Extracted data entries:
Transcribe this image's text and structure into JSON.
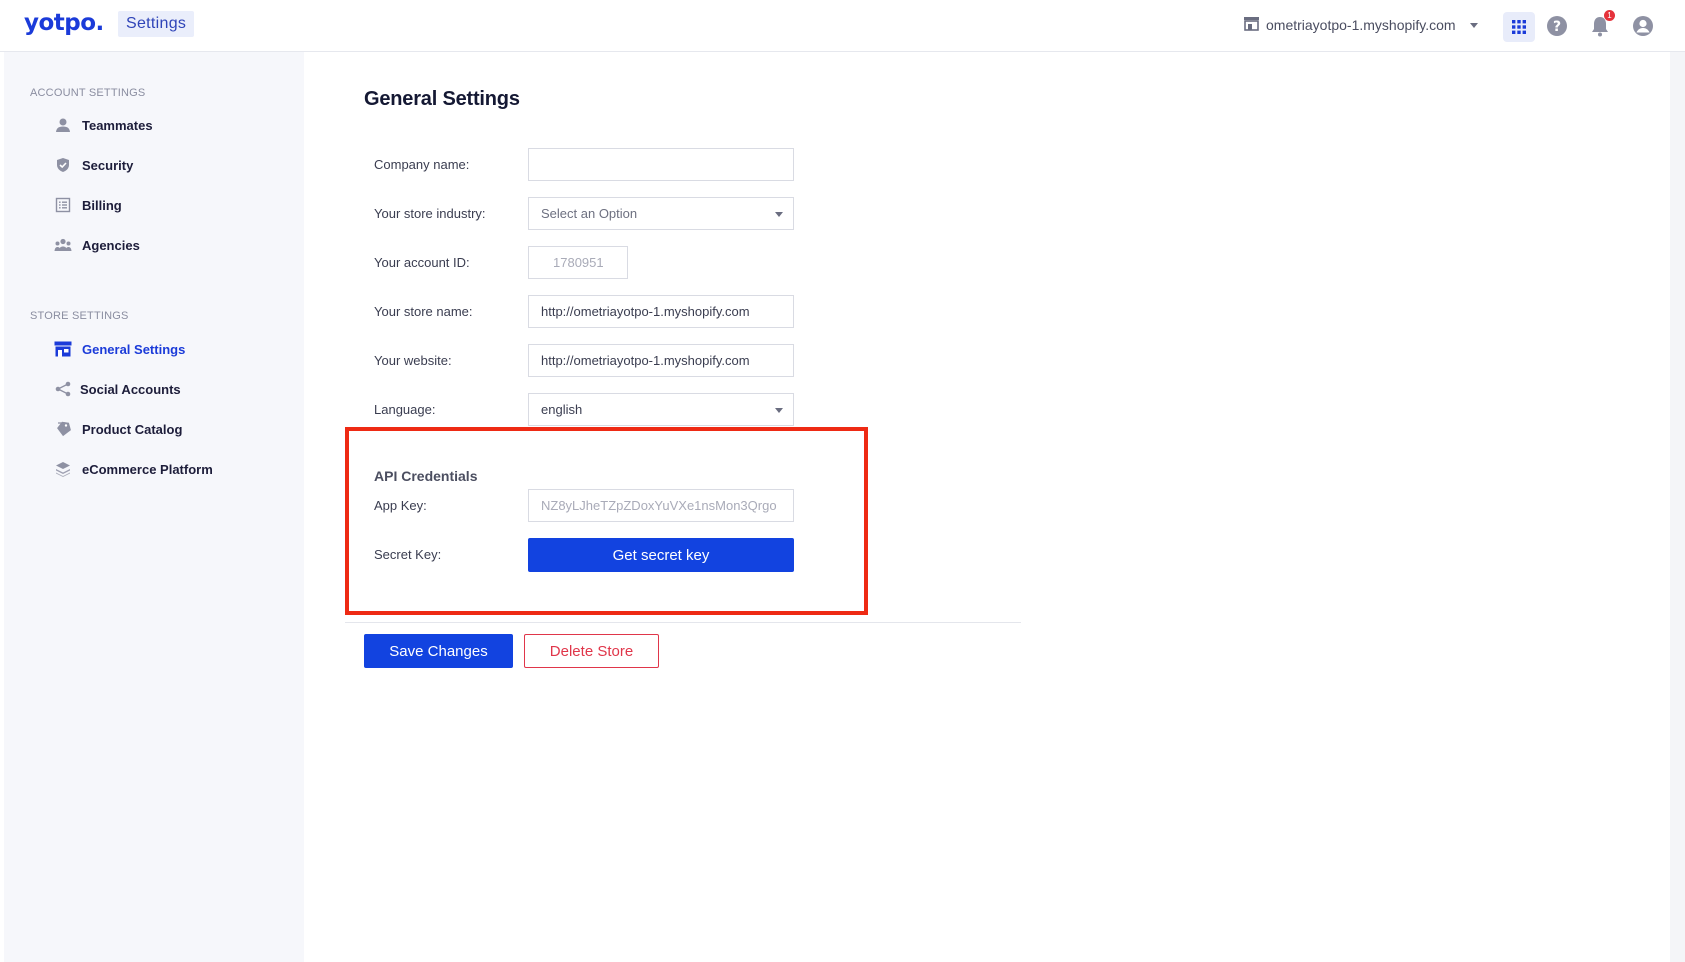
{
  "header": {
    "logo": "yotpo.",
    "section_chip": "Settings",
    "store_name": "ometriayotpo-1.myshopify.com",
    "notification_count": "1",
    "icons": [
      "store-icon",
      "apps-grid-icon",
      "help-icon",
      "bell-icon",
      "user-icon"
    ]
  },
  "sidebar": {
    "account_heading": "ACCOUNT SETTINGS",
    "account_items": [
      {
        "label": "Teammates",
        "icon": "person-icon"
      },
      {
        "label": "Security",
        "icon": "shield-icon"
      },
      {
        "label": "Billing",
        "icon": "billing-list-icon"
      },
      {
        "label": "Agencies",
        "icon": "group-icon"
      }
    ],
    "store_heading": "STORE SETTINGS",
    "store_items": [
      {
        "label": "General Settings",
        "icon": "store-icon",
        "active": true
      },
      {
        "label": "Social Accounts",
        "icon": "share-icon"
      },
      {
        "label": "Product Catalog",
        "icon": "tag-icon"
      },
      {
        "label": "eCommerce Platform",
        "icon": "layers-icon"
      }
    ]
  },
  "main": {
    "title": "General Settings",
    "company_name": {
      "label": "Company name:",
      "value": ""
    },
    "industry": {
      "label": "Your store industry:",
      "value": "Select an Option"
    },
    "account_id": {
      "label": "Your account ID:",
      "value": "1780951"
    },
    "store_name": {
      "label": "Your store name:",
      "value": "http://ometriayotpo-1.myshopify.com"
    },
    "website": {
      "label": "Your website:",
      "value": "http://ometriayotpo-1.myshopify.com"
    },
    "language": {
      "label": "Language:",
      "value": "english"
    },
    "api": {
      "title": "API Credentials",
      "app_key_label": "App Key:",
      "app_key_value": "NZ8yLJheTZpZDoxYuVXe1nsMon3Qrgo",
      "secret_key_label": "Secret Key:",
      "secret_button": "Get secret key"
    },
    "save_button": "Save Changes",
    "delete_button": "Delete Store"
  },
  "colors": {
    "brand": "#1b3bd9",
    "primary_button": "#1243e0",
    "danger": "#e0364a",
    "highlight_box": "#ee2a14"
  }
}
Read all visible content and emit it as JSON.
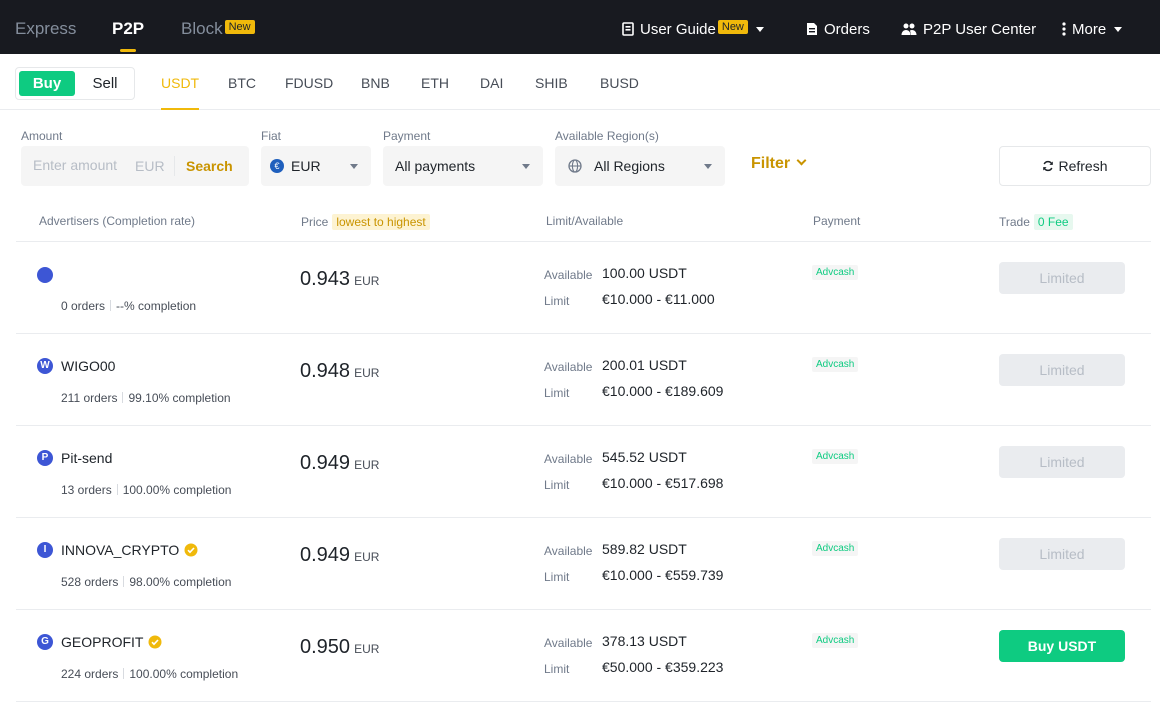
{
  "topnav": {
    "tabs": [
      {
        "label": "Express",
        "active": false
      },
      {
        "label": "P2P",
        "active": true
      },
      {
        "label": "Block",
        "active": false,
        "badge": "New"
      }
    ],
    "right": {
      "user_guide": "User Guide",
      "user_guide_badge": "New",
      "orders": "Orders",
      "p2p_center": "P2P User Center",
      "more": "More"
    }
  },
  "trade_mode": {
    "buy": "Buy",
    "sell": "Sell",
    "active": "Buy"
  },
  "crypto_tabs": [
    "USDT",
    "BTC",
    "FDUSD",
    "BNB",
    "ETH",
    "DAI",
    "SHIB",
    "BUSD"
  ],
  "active_crypto": "USDT",
  "filters": {
    "amount_label": "Amount",
    "amount_placeholder": "Enter amount",
    "amount_unit": "EUR",
    "search": "Search",
    "fiat_label": "Fiat",
    "fiat_value": "EUR",
    "fiat_icon": "€",
    "payment_label": "Payment",
    "payment_value": "All payments",
    "region_label": "Available Region(s)",
    "region_value": "All Regions",
    "filter": "Filter",
    "refresh": "Refresh"
  },
  "table_header": {
    "advertisers": "Advertisers (Completion rate)",
    "price": "Price",
    "price_badge": "lowest to highest",
    "limit": "Limit/Available",
    "payment": "Payment",
    "trade": "Trade",
    "trade_badge": "0 Fee"
  },
  "labels": {
    "available": "Available",
    "limit": "Limit",
    "currency": "EUR"
  },
  "colors": {
    "brand": "#f0b90b",
    "buy": "#0ecb81",
    "nav_bg": "#181a20",
    "avatar": "#3d56d5"
  },
  "rows": [
    {
      "initial": "",
      "name": "",
      "verified": false,
      "orders": "0 orders",
      "completion": "--% completion",
      "price": "0.943",
      "available": "100.00 USDT",
      "limit": "€10.000 - €11.000",
      "payment": "Advcash",
      "action": "Limited",
      "action_type": "limited"
    },
    {
      "initial": "W",
      "name": "WIGO00",
      "verified": false,
      "orders": "211 orders",
      "completion": "99.10% completion",
      "price": "0.948",
      "available": "200.01 USDT",
      "limit": "€10.000 - €189.609",
      "payment": "Advcash",
      "action": "Limited",
      "action_type": "limited"
    },
    {
      "initial": "P",
      "name": "Pit-send",
      "verified": false,
      "orders": "13 orders",
      "completion": "100.00% completion",
      "price": "0.949",
      "available": "545.52 USDT",
      "limit": "€10.000 - €517.698",
      "payment": "Advcash",
      "action": "Limited",
      "action_type": "limited"
    },
    {
      "initial": "I",
      "name": "INNOVA_CRYPTO",
      "verified": true,
      "orders": "528 orders",
      "completion": "98.00% completion",
      "price": "0.949",
      "available": "589.82 USDT",
      "limit": "€10.000 - €559.739",
      "payment": "Advcash",
      "action": "Limited",
      "action_type": "limited"
    },
    {
      "initial": "G",
      "name": "GEOPROFIT",
      "verified": true,
      "orders": "224 orders",
      "completion": "100.00% completion",
      "price": "0.950",
      "available": "378.13 USDT",
      "limit": "€50.000 - €359.223",
      "payment": "Advcash",
      "action": "Buy USDT",
      "action_type": "buy"
    }
  ]
}
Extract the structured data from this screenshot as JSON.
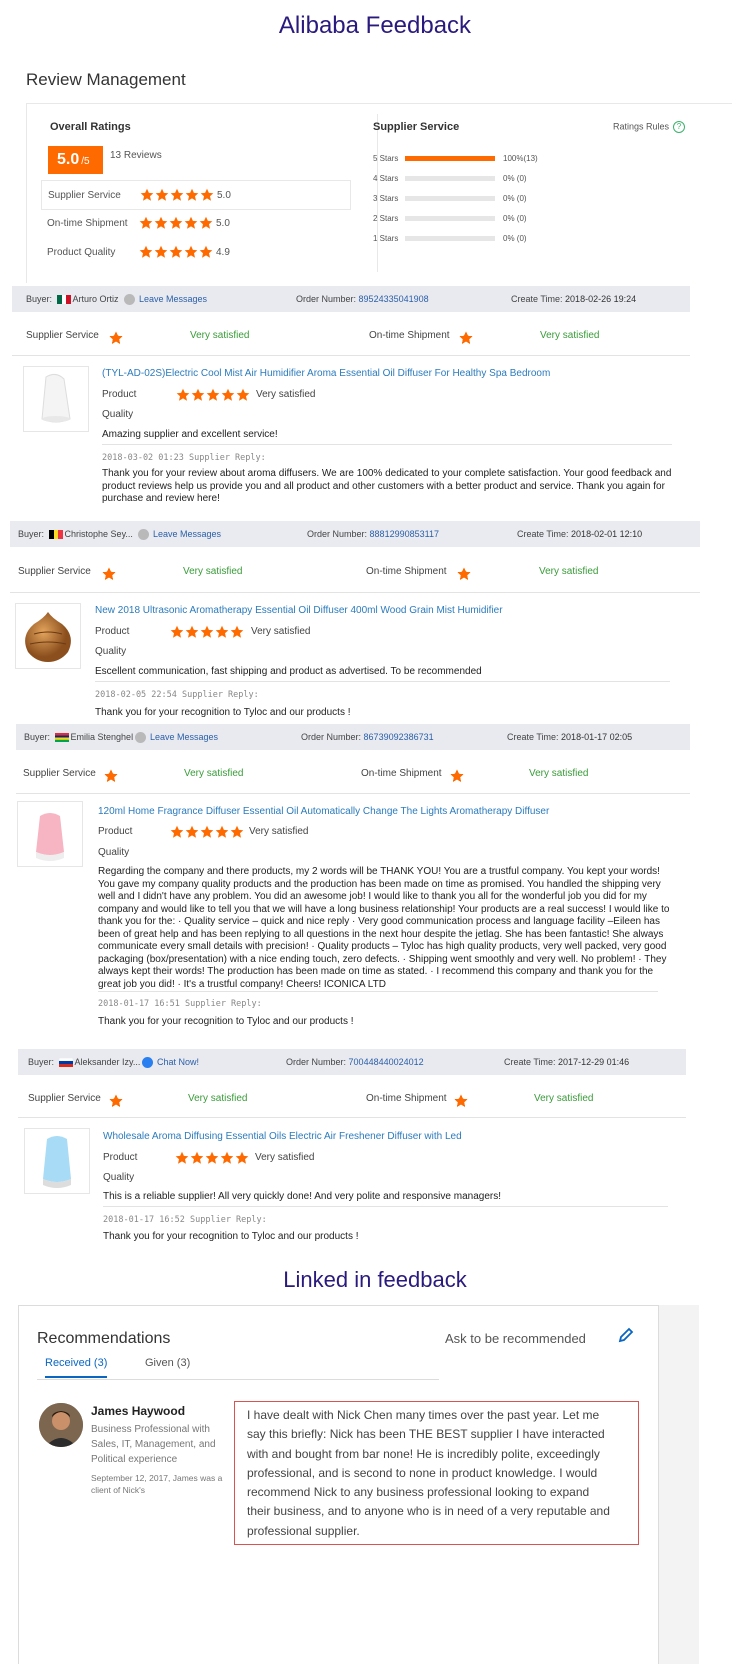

## What to do:
All of the data above should be quoted exactly, except for the pictures.

## Correct output:
Transcribe this image's text and structure into JSON.
{
  "header": {
    "logo": "yotpo.",
    "section_chip": "Settings",
    "store_name": "ometriayotpo-1.myshopify.com",
    "notification_count": "1",
    "icons": [
      "store-icon",
      "apps-grid-icon",
      "help-icon",
      "bell-icon",
      "user-icon"
    ]
  },
  "sidebar": {
    "account_heading": "ACCOUNT SETTINGS",
    "account_items": [
      {
        "label": "Teammates",
        "icon": "person-icon"
      },
      {
        "label": "Security",
        "icon": "shield-icon"
      },
      {
        "label": "Billing",
        "icon": "billing-list-icon"
      },
      {
        "label": "Agencies",
        "icon": "group-icon"
      }
    ],
    "store_heading": "STORE SETTINGS",
    "store_items": [
      {
        "label": "General Settings",
        "icon": "store-icon",
        "active": true
      },
      {
        "label": "Social Accounts",
        "icon": "share-icon"
      },
      {
        "label": "Product Catalog",
        "icon": "tag-icon"
      },
      {
        "label": "eCommerce Platform",
        "icon": "layers-icon"
      }
    ]
  },
  "main": {
    "title": "General Settings",
    "company_name": {
      "label": "Company name:",
      "value": ""
    },
    "industry": {
      "label": "Your store industry:",
      "value": "Select an Option"
    },
    "account_id": {
      "label": "Your account ID:",
      "value": "1780951"
    },
    "store_name": {
      "label": "Your store name:",
      "value": "http://ometriayotpo-1.myshopify.com"
    },
    "website": {
      "label": "Your website:",
      "value": "http://ometriayotpo-1.myshopify.com"
    },
    "language": {
      "label": "Language:",
      "value": "english"
    },
    "api": {
      "title": "API Credentials",
      "app_key_label": "App Key:",
      "app_key_value": "NZ8yLJheTZpZDoxYuVXe1nsMon3Qrgo",
      "secret_key_label": "Secret Key:",
      "secret_button": "Get secret key"
    },
    "save_button": "Save Changes",
    "delete_button": "Delete Store"
  },
  "colors": {
    "brand": "#1b3bd9",
    "primary_button": "#1243e0",
    "danger": "#e0364a",
    "highlight_box": "#ee2a14"
  }
}
Read all visible content and emit it as JSON.
{
  "topnav": {
    "tabs": [
      {
        "label": "Express",
        "active": false
      },
      {
        "label": "P2P",
        "active": true
      },
      {
        "label": "Block",
        "active": false,
        "badge": "New"
      }
    ],
    "right": {
      "user_guide": "User Guide",
      "user_guide_badge": "New",
      "orders": "Orders",
      "p2p_center": "P2P User Center",
      "more": "More"
    }
  },
  "trade_mode": {
    "buy": "Buy",
    "sell": "Sell",
    "active": "Buy"
  },
  "crypto_tabs": [
    "USDT",
    "BTC",
    "FDUSD",
    "BNB",
    "ETH",
    "DAI",
    "SHIB",
    "BUSD"
  ],
  "active_crypto": "USDT",
  "filters": {
    "amount_label": "Amount",
    "amount_placeholder": "Enter amount",
    "amount_unit": "EUR",
    "search": "Search",
    "fiat_label": "Fiat",
    "fiat_value": "EUR",
    "fiat_icon": "€",
    "payment_label": "Payment",
    "payment_value": "All payments",
    "region_label": "Available Region(s)",
    "region_value": "All Regions",
    "filter": "Filter",
    "refresh": "Refresh"
  },
  "table_header": {
    "advertisers": "Advertisers (Completion rate)",
    "price": "Price",
    "price_badge": "lowest to highest",
    "limit": "Limit/Available",
    "payment": "Payment",
    "trade": "Trade",
    "trade_badge": "0 Fee"
  },
  "labels": {
    "available": "Available",
    "limit": "Limit",
    "currency": "EUR"
  },
  "colors": {
    "brand": "#f0b90b",
    "buy": "#0ecb81",
    "nav_bg": "#181a20",
    "avatar": "#3d56d5"
  },
  "rows": [
    {
      "initial": "",
      "name": "",
      "verified": false,
      "orders": "0 orders",
      "completion": "--% completion",
      "price": "0.943",
      "available": "100.00 USDT",
      "limit": "€10.000 - €11.000",
      "payment": "Advcash",
      "action": "Limited",
      "action_type": "limited"
    },
    {
      "initial": "W",
      "name": "WIGO00",
      "verified": false,
      "orders": "211 orders",
      "completion": "99.10% completion",
      "price": "0.948",
      "available": "200.01 USDT",
      "limit": "€10.000 - €189.609",
      "payment": "Advcash",
      "action": "Limited",
      "action_type": "limited"
    },
    {
      "initial": "P",
      "name": "Pit-send",
      "verified": false,
      "orders": "13 orders",
      "completion": "100.00% completion",
      "price": "0.949",
      "available": "545.52 USDT",
      "limit": "€10.000 - €517.698",
      "payment": "Advcash",
      "action": "Limited",
      "action_type": "limited"
    },
    {
      "initial": "I",
      "name": "INNOVA_CRYPTO",
      "verified": true,
      "orders": "528 orders",
      "completion": "98.00% completion",
      "price": "0.949",
      "available": "589.82 USDT",
      "limit": "€10.000 - €559.739",
      "payment": "Advcash",
      "action": "Limited",
      "action_type": "limited"
    },
    {
      "initial": "G",
      "name": "GEOPROFIT",
      "verified": true,
      "orders": "224 orders",
      "completion": "100.00% completion",
      "price": "0.950",
      "available": "378.13 USDT",
      "limit": "€50.000 - €359.223",
      "payment": "Advcash",
      "action": "Buy USDT",
      "action_type": "buy"
    }
  ]
}
Extract the structured data from this screenshot as JSON.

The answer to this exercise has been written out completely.